Region and label listings:
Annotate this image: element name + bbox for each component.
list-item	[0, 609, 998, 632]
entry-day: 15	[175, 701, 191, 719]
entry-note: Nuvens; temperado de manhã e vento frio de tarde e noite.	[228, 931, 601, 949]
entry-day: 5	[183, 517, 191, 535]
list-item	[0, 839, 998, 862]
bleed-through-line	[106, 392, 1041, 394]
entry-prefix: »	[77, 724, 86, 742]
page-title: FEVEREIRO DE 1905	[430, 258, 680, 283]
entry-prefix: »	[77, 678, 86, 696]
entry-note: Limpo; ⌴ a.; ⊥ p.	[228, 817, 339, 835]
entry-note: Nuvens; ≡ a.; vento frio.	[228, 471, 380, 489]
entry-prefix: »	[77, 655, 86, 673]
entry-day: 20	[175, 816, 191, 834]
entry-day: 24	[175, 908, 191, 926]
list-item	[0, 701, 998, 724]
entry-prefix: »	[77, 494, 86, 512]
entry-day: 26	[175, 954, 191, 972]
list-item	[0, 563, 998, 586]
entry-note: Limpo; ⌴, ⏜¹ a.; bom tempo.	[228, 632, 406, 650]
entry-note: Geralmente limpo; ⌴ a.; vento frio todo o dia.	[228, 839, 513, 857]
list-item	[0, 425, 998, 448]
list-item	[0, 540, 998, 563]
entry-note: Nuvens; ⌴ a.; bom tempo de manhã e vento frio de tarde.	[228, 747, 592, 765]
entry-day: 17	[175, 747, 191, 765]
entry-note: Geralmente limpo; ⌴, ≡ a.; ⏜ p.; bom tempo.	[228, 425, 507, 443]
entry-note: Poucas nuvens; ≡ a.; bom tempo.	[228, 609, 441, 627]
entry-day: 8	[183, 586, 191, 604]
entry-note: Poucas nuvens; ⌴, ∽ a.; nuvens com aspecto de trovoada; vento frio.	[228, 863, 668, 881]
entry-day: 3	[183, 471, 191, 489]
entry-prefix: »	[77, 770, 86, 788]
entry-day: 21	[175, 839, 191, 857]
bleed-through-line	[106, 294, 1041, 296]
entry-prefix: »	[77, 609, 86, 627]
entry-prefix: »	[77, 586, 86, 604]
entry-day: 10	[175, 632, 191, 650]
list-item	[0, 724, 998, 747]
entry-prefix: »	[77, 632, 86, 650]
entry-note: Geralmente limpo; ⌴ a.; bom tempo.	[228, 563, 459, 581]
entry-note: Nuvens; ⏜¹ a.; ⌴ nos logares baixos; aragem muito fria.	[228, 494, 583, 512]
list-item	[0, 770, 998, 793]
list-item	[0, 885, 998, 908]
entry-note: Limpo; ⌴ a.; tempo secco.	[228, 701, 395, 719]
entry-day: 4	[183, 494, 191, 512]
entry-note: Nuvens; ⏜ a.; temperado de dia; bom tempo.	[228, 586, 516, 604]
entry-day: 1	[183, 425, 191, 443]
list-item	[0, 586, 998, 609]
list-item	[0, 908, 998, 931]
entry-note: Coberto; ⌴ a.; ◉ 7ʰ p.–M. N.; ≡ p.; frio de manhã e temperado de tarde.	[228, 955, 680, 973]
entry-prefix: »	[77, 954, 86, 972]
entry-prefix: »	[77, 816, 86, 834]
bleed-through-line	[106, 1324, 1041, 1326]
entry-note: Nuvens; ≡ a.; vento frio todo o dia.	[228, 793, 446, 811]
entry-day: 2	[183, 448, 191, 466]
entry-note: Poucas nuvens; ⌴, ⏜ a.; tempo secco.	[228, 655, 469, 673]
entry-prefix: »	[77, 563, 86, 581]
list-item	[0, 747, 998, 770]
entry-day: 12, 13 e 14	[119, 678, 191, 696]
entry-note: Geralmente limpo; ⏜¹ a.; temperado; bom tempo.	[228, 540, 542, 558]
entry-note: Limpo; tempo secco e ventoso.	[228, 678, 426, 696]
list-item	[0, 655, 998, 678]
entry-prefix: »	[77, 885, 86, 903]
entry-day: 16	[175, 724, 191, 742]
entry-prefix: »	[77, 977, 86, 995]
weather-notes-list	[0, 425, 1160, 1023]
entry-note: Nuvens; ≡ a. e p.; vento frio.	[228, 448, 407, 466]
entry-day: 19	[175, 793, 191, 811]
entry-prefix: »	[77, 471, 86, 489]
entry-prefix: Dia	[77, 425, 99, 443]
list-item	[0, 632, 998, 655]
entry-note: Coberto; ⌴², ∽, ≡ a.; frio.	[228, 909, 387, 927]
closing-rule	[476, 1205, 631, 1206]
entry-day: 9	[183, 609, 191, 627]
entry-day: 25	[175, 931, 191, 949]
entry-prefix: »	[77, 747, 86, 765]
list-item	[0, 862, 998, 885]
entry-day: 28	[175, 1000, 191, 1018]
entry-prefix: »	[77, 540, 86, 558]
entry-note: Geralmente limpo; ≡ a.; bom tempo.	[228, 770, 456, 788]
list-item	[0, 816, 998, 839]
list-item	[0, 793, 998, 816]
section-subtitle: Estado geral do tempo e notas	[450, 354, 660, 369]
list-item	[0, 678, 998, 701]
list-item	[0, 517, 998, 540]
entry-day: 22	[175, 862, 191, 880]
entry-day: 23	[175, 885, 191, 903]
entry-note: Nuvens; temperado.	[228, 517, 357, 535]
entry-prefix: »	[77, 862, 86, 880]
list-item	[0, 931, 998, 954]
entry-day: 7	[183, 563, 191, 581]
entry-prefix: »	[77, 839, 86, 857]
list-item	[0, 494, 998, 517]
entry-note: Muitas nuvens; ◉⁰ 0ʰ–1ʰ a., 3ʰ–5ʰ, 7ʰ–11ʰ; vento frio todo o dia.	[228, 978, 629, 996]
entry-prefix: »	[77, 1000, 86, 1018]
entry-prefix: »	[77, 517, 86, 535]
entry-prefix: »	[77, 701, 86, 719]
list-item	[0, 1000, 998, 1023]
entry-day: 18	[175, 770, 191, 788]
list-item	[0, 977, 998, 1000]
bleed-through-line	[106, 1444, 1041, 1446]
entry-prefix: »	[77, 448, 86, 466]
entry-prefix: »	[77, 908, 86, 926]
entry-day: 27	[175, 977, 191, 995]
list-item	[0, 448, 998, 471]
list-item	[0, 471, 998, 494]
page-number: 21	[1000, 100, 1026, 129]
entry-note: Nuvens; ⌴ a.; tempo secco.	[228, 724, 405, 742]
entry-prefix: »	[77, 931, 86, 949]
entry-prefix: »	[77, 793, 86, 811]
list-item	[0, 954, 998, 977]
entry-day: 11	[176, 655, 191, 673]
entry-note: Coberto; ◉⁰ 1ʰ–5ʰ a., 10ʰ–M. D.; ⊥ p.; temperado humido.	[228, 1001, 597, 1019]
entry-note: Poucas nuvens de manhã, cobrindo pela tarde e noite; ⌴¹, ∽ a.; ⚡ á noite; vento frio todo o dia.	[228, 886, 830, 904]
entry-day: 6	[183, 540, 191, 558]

The problem: Print all of the data above again, line for line, with no changes.

The output:
Annotate this image: element name + bbox for each component.
list-item	[0, 609, 998, 632]
entry-day: 15	[175, 701, 191, 719]
entry-note: Nuvens; temperado de manhã e vento frio de tarde e noite.	[228, 931, 601, 949]
entry-day: 5	[183, 517, 191, 535]
list-item	[0, 839, 998, 862]
bleed-through-line	[106, 392, 1041, 394]
entry-prefix: »	[77, 724, 86, 742]
page-title: FEVEREIRO DE 1905	[430, 258, 680, 283]
entry-prefix: »	[77, 678, 86, 696]
entry-note: Limpo; ⌴ a.; ⊥ p.	[228, 817, 339, 835]
entry-note: Nuvens; ≡ a.; vento frio.	[228, 471, 380, 489]
entry-prefix: »	[77, 655, 86, 673]
entry-day: 20	[175, 816, 191, 834]
entry-day: 24	[175, 908, 191, 926]
list-item	[0, 701, 998, 724]
entry-prefix: »	[77, 494, 86, 512]
entry-day: 26	[175, 954, 191, 972]
list-item	[0, 563, 998, 586]
entry-note: Limpo; ⌴, ⏜¹ a.; bom tempo.	[228, 632, 406, 650]
entry-note: Geralmente limpo; ⌴ a.; vento frio todo o dia.	[228, 839, 513, 857]
list-item	[0, 425, 998, 448]
list-item	[0, 540, 998, 563]
entry-note: Nuvens; ⌴ a.; bom tempo de manhã e vento frio de tarde.	[228, 747, 592, 765]
entry-day: 17	[175, 747, 191, 765]
entry-note: Geralmente limpo; ⌴, ≡ a.; ⏜ p.; bom tempo.	[228, 425, 507, 443]
entry-note: Poucas nuvens; ≡ a.; bom tempo.	[228, 609, 441, 627]
entry-day: 8	[183, 586, 191, 604]
entry-note: Poucas nuvens; ⌴, ∽ a.; nuvens com aspecto de trovoada; vento frio.	[228, 863, 668, 881]
entry-day: 3	[183, 471, 191, 489]
entry-prefix: »	[77, 770, 86, 788]
entry-day: 21	[175, 839, 191, 857]
bleed-through-line	[106, 294, 1041, 296]
entry-prefix: »	[77, 609, 86, 627]
entry-prefix: »	[77, 586, 86, 604]
entry-day: 10	[175, 632, 191, 650]
list-item	[0, 724, 998, 747]
entry-prefix: »	[77, 632, 86, 650]
entry-note: Geralmente limpo; ⌴ a.; bom tempo.	[228, 563, 459, 581]
entry-note: Nuvens; ⏜¹ a.; ⌴ nos logares baixos; aragem muito fria.	[228, 494, 583, 512]
list-item	[0, 770, 998, 793]
list-item	[0, 885, 998, 908]
entry-note: Limpo; ⌴ a.; tempo secco.	[228, 701, 395, 719]
entry-day: 4	[183, 494, 191, 512]
entry-note: Nuvens; ⏜ a.; temperado de dia; bom tempo.	[228, 586, 516, 604]
entry-day: 1	[183, 425, 191, 443]
list-item	[0, 586, 998, 609]
list-item	[0, 908, 998, 931]
entry-note: Coberto; ⌴ a.; ◉ 7ʰ p.–M. N.; ≡ p.; frio de manhã e temperado de tarde.	[228, 955, 680, 973]
entry-prefix: »	[77, 954, 86, 972]
entry-prefix: »	[77, 816, 86, 834]
bleed-through-line	[106, 1324, 1041, 1326]
entry-note: Nuvens; ≡ a.; vento frio todo o dia.	[228, 793, 446, 811]
entry-day: 2	[183, 448, 191, 466]
entry-note: Poucas nuvens; ⌴, ⏜ a.; tempo secco.	[228, 655, 469, 673]
entry-prefix: »	[77, 563, 86, 581]
list-item	[0, 747, 998, 770]
entry-day: 12, 13 e 14	[119, 678, 191, 696]
entry-note: Geralmente limpo; ⏜¹ a.; temperado; bom tempo.	[228, 540, 542, 558]
entry-note: Limpo; tempo secco e ventoso.	[228, 678, 426, 696]
list-item	[0, 655, 998, 678]
entry-prefix: »	[77, 885, 86, 903]
entry-day: 16	[175, 724, 191, 742]
entry-prefix: »	[77, 977, 86, 995]
weather-notes-list	[0, 425, 1160, 1023]
entry-note: Nuvens; ≡ a. e p.; vento frio.	[228, 448, 407, 466]
entry-day: 19	[175, 793, 191, 811]
entry-prefix: »	[77, 471, 86, 489]
entry-prefix: Dia	[77, 425, 99, 443]
list-item	[0, 632, 998, 655]
entry-note: Coberto; ⌴², ∽, ≡ a.; frio.	[228, 909, 387, 927]
closing-rule	[476, 1205, 631, 1206]
entry-day: 9	[183, 609, 191, 627]
entry-day: 25	[175, 931, 191, 949]
entry-prefix: »	[77, 747, 86, 765]
list-item	[0, 862, 998, 885]
entry-day: 28	[175, 1000, 191, 1018]
entry-prefix: »	[77, 540, 86, 558]
entry-note: Geralmente limpo; ≡ a.; bom tempo.	[228, 770, 456, 788]
list-item	[0, 816, 998, 839]
list-item	[0, 793, 998, 816]
section-subtitle: Estado geral do tempo e notas	[450, 354, 660, 369]
list-item	[0, 678, 998, 701]
list-item	[0, 517, 998, 540]
entry-day: 22	[175, 862, 191, 880]
entry-day: 23	[175, 885, 191, 903]
entry-note: Nuvens; temperado.	[228, 517, 357, 535]
entry-prefix: »	[77, 862, 86, 880]
list-item	[0, 931, 998, 954]
entry-day: 7	[183, 563, 191, 581]
entry-prefix: »	[77, 839, 86, 857]
list-item	[0, 494, 998, 517]
entry-note: Muitas nuvens; ◉⁰ 0ʰ–1ʰ a., 3ʰ–5ʰ, 7ʰ–11ʰ; vento frio todo o dia.	[228, 978, 629, 996]
entry-prefix: »	[77, 1000, 86, 1018]
entry-prefix: »	[77, 517, 86, 535]
entry-prefix: »	[77, 701, 86, 719]
list-item	[0, 1000, 998, 1023]
entry-day: 18	[175, 770, 191, 788]
list-item	[0, 977, 998, 1000]
bleed-through-line	[106, 1444, 1041, 1446]
entry-prefix: »	[77, 448, 86, 466]
entry-prefix: »	[77, 908, 86, 926]
entry-day: 27	[175, 977, 191, 995]
list-item	[0, 448, 998, 471]
list-item	[0, 471, 998, 494]
page-number: 21	[1000, 100, 1026, 129]
entry-note: Nuvens; ⌴ a.; tempo secco.	[228, 724, 405, 742]
entry-prefix: »	[77, 931, 86, 949]
entry-prefix: »	[77, 793, 86, 811]
list-item	[0, 954, 998, 977]
entry-day: 11	[176, 655, 191, 673]
entry-note: Coberto; ◉⁰ 1ʰ–5ʰ a., 10ʰ–M. D.; ⊥ p.; temperado humido.	[228, 1001, 597, 1019]
entry-note: Poucas nuvens de manhã, cobrindo pela tarde e noite; ⌴¹, ∽ a.; ⚡ á noite; vento frio todo o dia.	[228, 886, 830, 904]
entry-day: 6	[183, 540, 191, 558]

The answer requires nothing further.